→ **PROBLEM TO SOLVE**
Locate "Read out every word on this page." in the records below, then copy its line and every following line exactly, without the pictures.

:: SUPPLIED MATERIAL ::

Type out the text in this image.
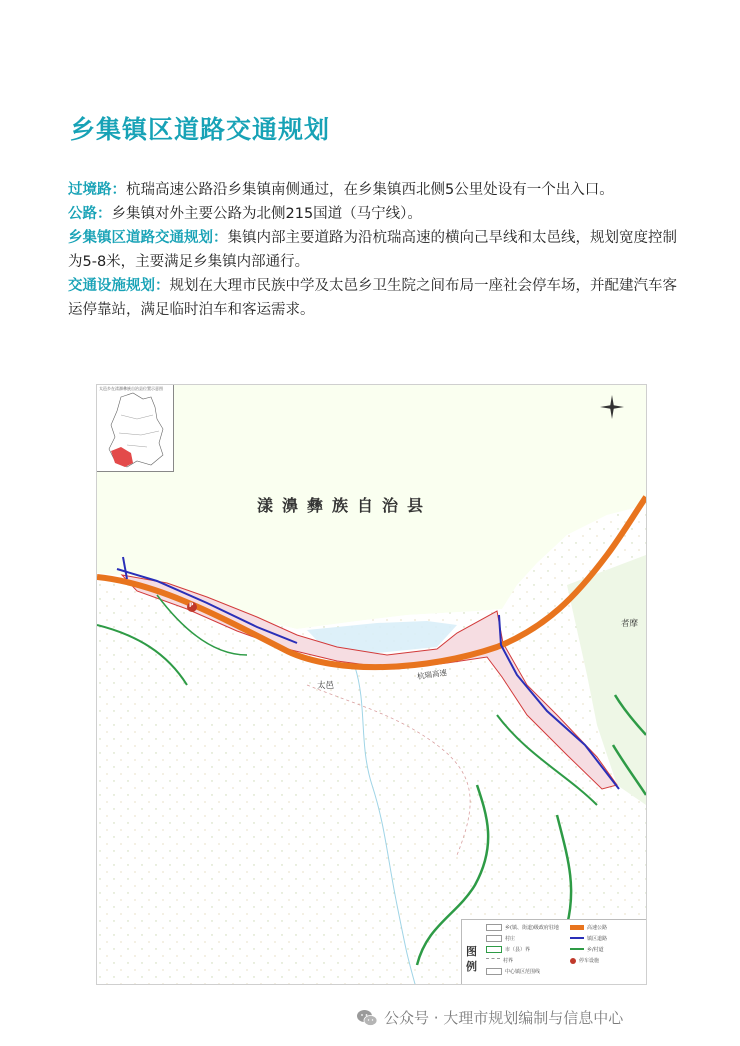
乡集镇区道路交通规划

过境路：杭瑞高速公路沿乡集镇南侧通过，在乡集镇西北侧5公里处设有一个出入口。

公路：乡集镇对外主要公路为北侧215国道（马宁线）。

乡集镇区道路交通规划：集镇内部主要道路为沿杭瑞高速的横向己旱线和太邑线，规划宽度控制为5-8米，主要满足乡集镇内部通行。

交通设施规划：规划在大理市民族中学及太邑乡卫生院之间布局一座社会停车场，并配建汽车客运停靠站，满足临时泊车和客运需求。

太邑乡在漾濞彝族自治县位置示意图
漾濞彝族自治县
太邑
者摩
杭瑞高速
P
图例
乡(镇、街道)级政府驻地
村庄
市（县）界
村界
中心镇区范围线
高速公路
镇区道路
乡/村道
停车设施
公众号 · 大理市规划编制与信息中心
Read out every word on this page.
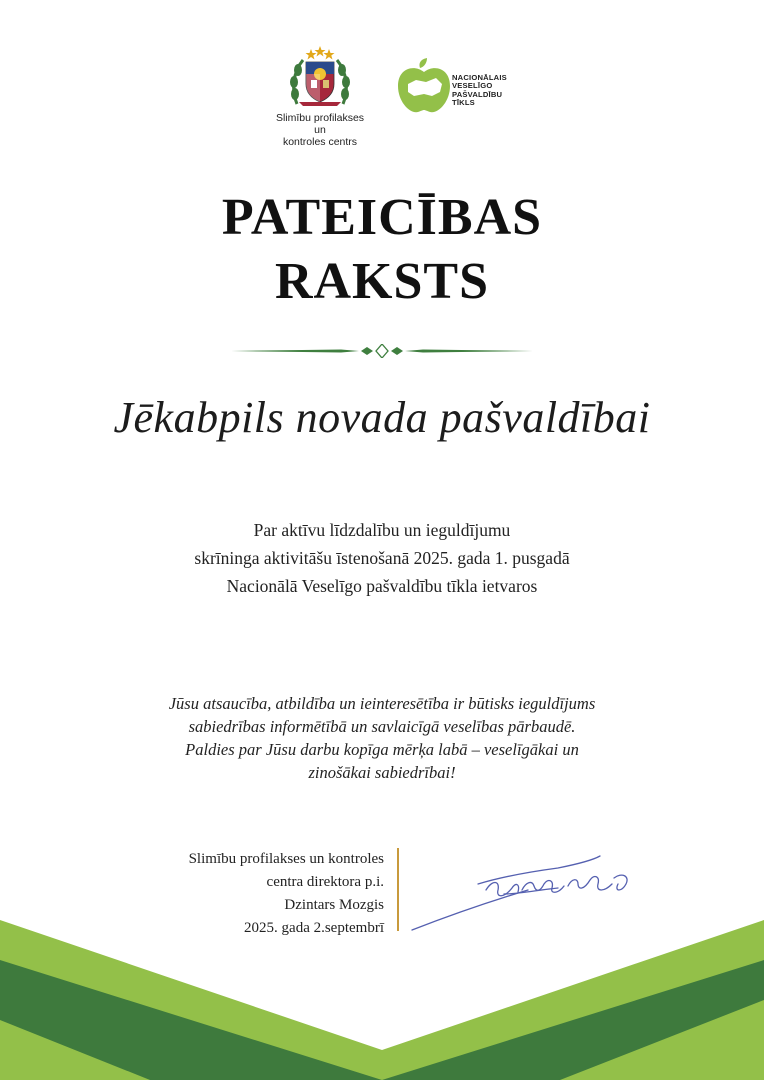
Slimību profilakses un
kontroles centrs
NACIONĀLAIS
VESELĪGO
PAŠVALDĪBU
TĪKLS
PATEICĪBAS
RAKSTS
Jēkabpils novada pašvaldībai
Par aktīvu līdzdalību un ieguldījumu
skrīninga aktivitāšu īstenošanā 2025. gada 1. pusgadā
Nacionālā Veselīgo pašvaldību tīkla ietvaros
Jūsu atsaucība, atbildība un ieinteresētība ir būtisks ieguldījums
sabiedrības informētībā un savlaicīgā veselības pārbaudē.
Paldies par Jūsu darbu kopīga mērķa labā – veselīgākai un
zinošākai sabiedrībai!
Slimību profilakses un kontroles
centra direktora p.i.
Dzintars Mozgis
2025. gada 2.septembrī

:::

→ **EXPECTED ANSWER**
Read out every word on this page.
Slimību profilakses un
kontroles centrs
NACIONĀLAIS
VESELĪGO
PAŠVALDĪBU
TĪKLS
PATEICĪBAS
RAKSTS
Jēkabpils novada pašvaldībai
Par aktīvu līdzdalību un ieguldījumu
skrīninga aktivitāšu īstenošanā 2025. gada 1. pusgadā
Nacionālā Veselīgo pašvaldību tīkla ietvaros
Jūsu atsaucība, atbildība un ieinteresētība ir būtisks ieguldījums
sabiedrības informētībā un savlaicīgā veselības pārbaudē.
Paldies par Jūsu darbu kopīga mērķa labā – veselīgākai un
zinošākai sabiedrībai!
Slimību profilakses un kontroles
centra direktora p.i.
Dzintars Mozgis
2025. gada 2.septembrī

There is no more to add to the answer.